--- START Records to use ---

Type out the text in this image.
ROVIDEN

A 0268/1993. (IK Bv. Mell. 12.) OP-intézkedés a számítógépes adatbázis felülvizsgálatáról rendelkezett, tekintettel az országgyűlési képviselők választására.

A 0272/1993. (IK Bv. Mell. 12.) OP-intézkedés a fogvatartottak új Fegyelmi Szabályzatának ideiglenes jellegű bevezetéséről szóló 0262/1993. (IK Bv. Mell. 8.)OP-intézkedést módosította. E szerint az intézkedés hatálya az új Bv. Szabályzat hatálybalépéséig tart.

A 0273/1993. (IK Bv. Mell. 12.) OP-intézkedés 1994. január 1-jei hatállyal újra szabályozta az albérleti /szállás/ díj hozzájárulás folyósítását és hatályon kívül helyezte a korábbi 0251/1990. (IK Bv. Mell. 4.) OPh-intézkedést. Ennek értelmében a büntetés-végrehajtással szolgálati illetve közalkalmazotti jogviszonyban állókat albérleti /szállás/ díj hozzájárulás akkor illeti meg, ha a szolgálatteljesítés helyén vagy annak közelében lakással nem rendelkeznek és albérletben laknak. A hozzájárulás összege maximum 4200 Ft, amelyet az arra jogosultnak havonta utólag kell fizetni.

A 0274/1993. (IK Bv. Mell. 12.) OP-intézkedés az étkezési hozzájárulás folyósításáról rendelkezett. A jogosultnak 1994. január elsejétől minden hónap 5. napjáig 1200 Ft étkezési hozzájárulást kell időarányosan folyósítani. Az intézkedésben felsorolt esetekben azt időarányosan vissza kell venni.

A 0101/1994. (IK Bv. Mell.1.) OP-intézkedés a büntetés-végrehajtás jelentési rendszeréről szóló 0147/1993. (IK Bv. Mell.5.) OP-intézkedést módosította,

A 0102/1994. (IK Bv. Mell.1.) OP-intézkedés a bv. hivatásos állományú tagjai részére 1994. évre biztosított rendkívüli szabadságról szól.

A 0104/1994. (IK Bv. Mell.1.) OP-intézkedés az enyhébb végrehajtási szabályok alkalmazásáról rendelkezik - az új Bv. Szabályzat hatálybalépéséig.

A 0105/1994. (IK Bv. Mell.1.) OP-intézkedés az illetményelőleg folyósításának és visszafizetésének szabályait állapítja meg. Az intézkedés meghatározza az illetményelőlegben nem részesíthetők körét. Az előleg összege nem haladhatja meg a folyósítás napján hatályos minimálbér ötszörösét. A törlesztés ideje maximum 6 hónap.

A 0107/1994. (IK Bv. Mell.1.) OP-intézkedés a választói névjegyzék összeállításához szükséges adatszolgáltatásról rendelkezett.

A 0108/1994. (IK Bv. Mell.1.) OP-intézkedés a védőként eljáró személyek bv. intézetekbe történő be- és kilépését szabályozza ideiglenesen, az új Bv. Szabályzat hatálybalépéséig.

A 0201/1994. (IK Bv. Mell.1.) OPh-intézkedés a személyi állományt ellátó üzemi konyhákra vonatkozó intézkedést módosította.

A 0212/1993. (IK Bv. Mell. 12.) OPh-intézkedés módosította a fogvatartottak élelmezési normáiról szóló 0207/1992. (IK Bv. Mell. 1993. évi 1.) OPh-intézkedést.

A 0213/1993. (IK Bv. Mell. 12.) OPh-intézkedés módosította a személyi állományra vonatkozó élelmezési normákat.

--- END Records to use ---

### Your instructions
Could you reproduce every record above exactly as it appears?

### Full output
Type out the text in this image.
ROVIDEN

A 0268/1993. (IK Bv. Mell. 12.) OP-intézkedés a számítógépes adatbázis felülvizsgálatáról rendelkezett, tekintettel az országgyűlési képviselők választására.

A 0272/1993. (IK Bv. Mell. 12.) OP-intézkedés a fogvatartottak új Fegyelmi Szabályzatának ideiglenes jellegű bevezetéséről szóló 0262/1993. (IK Bv. Mell. 8.)OP-intézkedést módosította. E szerint az intézkedés hatálya az új Bv. Szabályzat hatálybalépéséig tart.

A 0273/1993. (IK Bv. Mell. 12.) OP-intézkedés 1994. január 1-jei hatállyal újra szabályozta az albérleti /szállás/ díj hozzájárulás folyósítását és hatályon kívül helyezte a korábbi 0251/1990. (IK Bv. Mell. 4.) OPh-intézkedést. Ennek értelmében a büntetés-végrehajtással szolgálati illetve közalkalmazotti jogviszonyban állókat albérleti /szállás/ díj hozzájárulás akkor illeti meg, ha a szolgálatteljesítés helyén vagy annak közelében lakással nem rendelkeznek és albérletben laknak. A hozzájárulás összege maximum 4200 Ft, amelyet az arra jogosultnak havonta utólag kell fizetni.

A 0274/1993. (IK Bv. Mell. 12.) OP-intézkedés az étkezési hozzájárulás folyósításáról rendelkezett. A jogosultnak 1994. január elsejétől minden hónap 5. napjáig 1200 Ft étkezési hozzájárulást kell időarányosan folyósítani. Az intézkedésben felsorolt esetekben azt időarányosan vissza kell venni.

A 0101/1994. (IK Bv. Mell.1.) OP-intézkedés a büntetés-végrehajtás jelentési rendszeréről szóló 0147/1993. (IK Bv. Mell.5.) OP-intézkedést módosította,

A 0102/1994. (IK Bv. Mell.1.) OP-intézkedés a bv. hivatásos állományú tagjai részére 1994. évre biztosított rendkívüli szabadságról szól.

A 0104/1994. (IK Bv. Mell.1.) OP-intézkedés az enyhébb végrehajtási szabályok alkalmazásáról rendelkezik - az új Bv. Szabályzat hatálybalépéséig.

A 0105/1994. (IK Bv. Mell.1.) OP-intézkedés az illetményelőleg folyósításának és visszafizetésének szabályait állapítja meg. Az intézkedés meghatározza az illetményelőlegben nem részesíthetők körét. Az előleg összege nem haladhatja meg a folyósítás napján hatályos minimálbér ötszörösét. A törlesztés ideje maximum 6 hónap.

A 0107/1994. (IK Bv. Mell.1.) OP-intézkedés a választói névjegyzék összeállításához szükséges adatszolgáltatásról rendelkezett.

A 0108/1994. (IK Bv. Mell.1.) OP-intézkedés a védőként eljáró személyek bv. intézetekbe történő be- és kilépését szabályozza ideiglenesen, az új Bv. Szabályzat hatálybalépéséig.

A 0201/1994. (IK Bv. Mell.1.) OPh-intézkedés a személyi állományt ellátó üzemi konyhákra vonatkozó intézkedést módosította.

A 0212/1993. (IK Bv. Mell. 12.) OPh-intézkedés módosította a fogvatartottak élelmezési normáiról szóló 0207/1992. (IK Bv. Mell. 1993. évi 1.) OPh-intézkedést.

A 0213/1993. (IK Bv. Mell. 12.) OPh-intézkedés módosította a személyi állományra vonatkozó élelmezési normákat.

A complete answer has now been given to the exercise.